• **DIRECTIVE**: Copy out every record below, word for word.

• **ENTRIES SHOWN**:
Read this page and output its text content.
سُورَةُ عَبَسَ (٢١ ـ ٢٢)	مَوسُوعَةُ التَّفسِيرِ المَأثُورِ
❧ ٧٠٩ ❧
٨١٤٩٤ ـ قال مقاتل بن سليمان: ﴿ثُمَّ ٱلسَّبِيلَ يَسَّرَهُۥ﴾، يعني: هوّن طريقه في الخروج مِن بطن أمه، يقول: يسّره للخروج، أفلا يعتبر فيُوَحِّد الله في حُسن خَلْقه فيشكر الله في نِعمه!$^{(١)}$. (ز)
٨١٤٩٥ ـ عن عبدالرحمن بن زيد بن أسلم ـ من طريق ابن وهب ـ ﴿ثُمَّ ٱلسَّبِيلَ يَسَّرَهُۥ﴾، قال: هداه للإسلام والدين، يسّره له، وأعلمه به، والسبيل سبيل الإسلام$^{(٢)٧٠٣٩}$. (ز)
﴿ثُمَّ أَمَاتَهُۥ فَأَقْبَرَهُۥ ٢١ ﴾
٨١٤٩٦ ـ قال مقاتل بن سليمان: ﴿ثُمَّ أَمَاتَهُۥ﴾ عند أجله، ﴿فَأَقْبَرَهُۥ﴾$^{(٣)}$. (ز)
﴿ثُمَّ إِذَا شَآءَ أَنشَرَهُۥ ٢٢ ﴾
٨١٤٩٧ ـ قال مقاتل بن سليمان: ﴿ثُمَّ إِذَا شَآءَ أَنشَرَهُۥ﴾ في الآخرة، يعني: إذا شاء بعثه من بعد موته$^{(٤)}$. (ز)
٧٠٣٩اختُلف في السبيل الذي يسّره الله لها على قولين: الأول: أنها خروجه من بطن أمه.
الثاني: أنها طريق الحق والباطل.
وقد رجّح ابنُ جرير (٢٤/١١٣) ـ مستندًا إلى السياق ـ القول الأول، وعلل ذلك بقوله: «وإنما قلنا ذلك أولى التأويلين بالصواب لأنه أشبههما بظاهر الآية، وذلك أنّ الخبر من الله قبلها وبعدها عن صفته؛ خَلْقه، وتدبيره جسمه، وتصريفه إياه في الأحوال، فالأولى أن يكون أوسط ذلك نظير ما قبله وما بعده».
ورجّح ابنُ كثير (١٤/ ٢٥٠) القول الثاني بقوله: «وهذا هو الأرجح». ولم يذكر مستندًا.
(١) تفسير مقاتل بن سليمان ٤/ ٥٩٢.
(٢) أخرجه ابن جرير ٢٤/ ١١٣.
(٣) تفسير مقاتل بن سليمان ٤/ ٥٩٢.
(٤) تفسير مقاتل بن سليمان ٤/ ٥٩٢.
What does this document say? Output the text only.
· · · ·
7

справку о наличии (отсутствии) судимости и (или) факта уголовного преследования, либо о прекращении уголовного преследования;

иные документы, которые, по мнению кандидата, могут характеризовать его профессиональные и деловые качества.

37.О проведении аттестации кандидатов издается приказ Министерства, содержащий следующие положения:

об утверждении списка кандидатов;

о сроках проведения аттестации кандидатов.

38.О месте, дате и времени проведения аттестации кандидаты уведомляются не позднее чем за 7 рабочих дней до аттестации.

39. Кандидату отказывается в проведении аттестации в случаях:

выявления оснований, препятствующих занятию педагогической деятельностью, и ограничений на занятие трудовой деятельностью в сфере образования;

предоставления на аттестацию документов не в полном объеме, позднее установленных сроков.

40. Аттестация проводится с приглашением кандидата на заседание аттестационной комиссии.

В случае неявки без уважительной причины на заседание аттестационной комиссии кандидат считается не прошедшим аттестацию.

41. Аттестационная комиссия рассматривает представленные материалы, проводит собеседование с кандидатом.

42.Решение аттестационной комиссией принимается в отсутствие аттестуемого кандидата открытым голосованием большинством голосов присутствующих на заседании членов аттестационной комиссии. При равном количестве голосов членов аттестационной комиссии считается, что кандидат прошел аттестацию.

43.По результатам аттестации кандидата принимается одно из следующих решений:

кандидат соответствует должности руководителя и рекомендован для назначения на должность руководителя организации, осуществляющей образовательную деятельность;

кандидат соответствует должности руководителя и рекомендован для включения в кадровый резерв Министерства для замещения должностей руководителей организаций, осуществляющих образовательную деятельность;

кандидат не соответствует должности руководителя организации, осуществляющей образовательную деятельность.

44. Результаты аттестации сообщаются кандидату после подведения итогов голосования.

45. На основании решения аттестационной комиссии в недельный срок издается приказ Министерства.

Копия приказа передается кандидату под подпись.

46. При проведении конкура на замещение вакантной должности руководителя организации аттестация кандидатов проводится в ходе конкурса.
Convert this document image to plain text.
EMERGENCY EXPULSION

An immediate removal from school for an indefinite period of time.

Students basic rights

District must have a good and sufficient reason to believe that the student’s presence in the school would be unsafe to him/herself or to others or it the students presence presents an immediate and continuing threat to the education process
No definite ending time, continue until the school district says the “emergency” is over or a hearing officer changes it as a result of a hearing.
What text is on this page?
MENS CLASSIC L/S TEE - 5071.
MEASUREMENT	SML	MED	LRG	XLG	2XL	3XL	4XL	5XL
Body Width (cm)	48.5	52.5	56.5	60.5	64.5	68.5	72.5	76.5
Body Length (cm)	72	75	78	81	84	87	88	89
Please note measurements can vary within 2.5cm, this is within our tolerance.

• **COMPLETE ANSWER**:
Read this page and output its text content.
سُورَةُ عَبَسَ (٢١ ـ ٢٢)	مَوسُوعَةُ التَّفسِيرِ المَأثُورِ
❧ ٧٠٩ ❧
٨١٤٩٤ ـ قال مقاتل بن سليمان: ﴿ثُمَّ ٱلسَّبِيلَ يَسَّرَهُۥ﴾، يعني: هوّن طريقه في الخروج مِن بطن أمه، يقول: يسّره للخروج، أفلا يعتبر فيُوَحِّد الله في حُسن خَلْقه فيشكر الله في نِعمه!$^{(١)}$. (ز)
٨١٤٩٥ ـ عن عبدالرحمن بن زيد بن أسلم ـ من طريق ابن وهب ـ ﴿ثُمَّ ٱلسَّبِيلَ يَسَّرَهُۥ﴾، قال: هداه للإسلام والدين، يسّره له، وأعلمه به، والسبيل سبيل الإسلام$^{(٢)٧٠٣٩}$. (ز)
﴿ثُمَّ أَمَاتَهُۥ فَأَقْبَرَهُۥ ٢١ ﴾
٨١٤٩٦ ـ قال مقاتل بن سليمان: ﴿ثُمَّ أَمَاتَهُۥ﴾ عند أجله، ﴿فَأَقْبَرَهُۥ﴾$^{(٣)}$. (ز)
﴿ثُمَّ إِذَا شَآءَ أَنشَرَهُۥ ٢٢ ﴾
٨١٤٩٧ ـ قال مقاتل بن سليمان: ﴿ثُمَّ إِذَا شَآءَ أَنشَرَهُۥ﴾ في الآخرة، يعني: إذا شاء بعثه من بعد موته$^{(٤)}$. (ز)
٧٠٣٩اختُلف في السبيل الذي يسّره الله لها على قولين: الأول: أنها خروجه من بطن أمه.
الثاني: أنها طريق الحق والباطل.
وقد رجّح ابنُ جرير (٢٤/١١٣) ـ مستندًا إلى السياق ـ القول الأول، وعلل ذلك بقوله: «وإنما قلنا ذلك أولى التأويلين بالصواب لأنه أشبههما بظاهر الآية، وذلك أنّ الخبر من الله قبلها وبعدها عن صفته؛ خَلْقه، وتدبيره جسمه، وتصريفه إياه في الأحوال، فالأولى أن يكون أوسط ذلك نظير ما قبله وما بعده».
ورجّح ابنُ كثير (١٤/ ٢٥٠) القول الثاني بقوله: «وهذا هو الأرجح». ولم يذكر مستندًا.
(١) تفسير مقاتل بن سليمان ٤/ ٥٩٢.
(٢) أخرجه ابن جرير ٢٤/ ١١٣.
(٣) تفسير مقاتل بن سليمان ٤/ ٥٩٢.
(٤) تفسير مقاتل بن سليمان ٤/ ٥٩٢.
What does this document say? Output the text only.
· · · ·
7

справку о наличии (отсутствии) судимости и (или) факта уголовного преследования, либо о прекращении уголовного преследования;

иные документы, которые, по мнению кандидата, могут характеризовать его профессиональные и деловые качества.

37.О проведении аттестации кандидатов издается приказ Министерства, содержащий следующие положения:

об утверждении списка кандидатов;

о сроках проведения аттестации кандидатов.

38.О месте, дате и времени проведения аттестации кандидаты уведомляются не позднее чем за 7 рабочих дней до аттестации.

39. Кандидату отказывается в проведении аттестации в случаях:

выявления оснований, препятствующих занятию педагогической деятельностью, и ограничений на занятие трудовой деятельностью в сфере образования;

предоставления на аттестацию документов не в полном объеме, позднее установленных сроков.

40. Аттестация проводится с приглашением кандидата на заседание аттестационной комиссии.

В случае неявки без уважительной причины на заседание аттестационной комиссии кандидат считается не прошедшим аттестацию.

41. Аттестационная комиссия рассматривает представленные материалы, проводит собеседование с кандидатом.

42.Решение аттестационной комиссией принимается в отсутствие аттестуемого кандидата открытым голосованием большинством голосов присутствующих на заседании членов аттестационной комиссии. При равном количестве голосов членов аттестационной комиссии считается, что кандидат прошел аттестацию.

43.По результатам аттестации кандидата принимается одно из следующих решений:

кандидат соответствует должности руководителя и рекомендован для назначения на должность руководителя организации, осуществляющей образовательную деятельность;

кандидат соответствует должности руководителя и рекомендован для включения в кадровый резерв Министерства для замещения должностей руководителей организаций, осуществляющих образовательную деятельность;

кандидат не соответствует должности руководителя организации, осуществляющей образовательную деятельность.

44. Результаты аттестации сообщаются кандидату после подведения итогов голосования.

45. На основании решения аттестационной комиссии в недельный срок издается приказ Министерства.

Копия приказа передается кандидату под подпись.

46. При проведении конкура на замещение вакантной должности руководителя организации аттестация кандидатов проводится в ходе конкурса.
Convert this document image to plain text.
EMERGENCY EXPULSION

An immediate removal from school for an indefinite period of time.

Students basic rights

District must have a good and sufficient reason to believe that the student’s presence in the school would be unsafe to him/herself or to others or it the students presence presents an immediate and continuing threat to the education process
No definite ending time, continue until the school district says the “emergency” is over or a hearing officer changes it as a result of a hearing.
What text is on this page?
MENS CLASSIC L/S TEE - 5071.
MEASUREMENT	SML	MED	LRG	XLG	2XL	3XL	4XL	5XL
Body Width (cm)	48.5	52.5	56.5	60.5	64.5	68.5	72.5	76.5
Body Length (cm)	72	75	78	81	84	87	88	89
Please note measurements can vary within 2.5cm, this is within our tolerance.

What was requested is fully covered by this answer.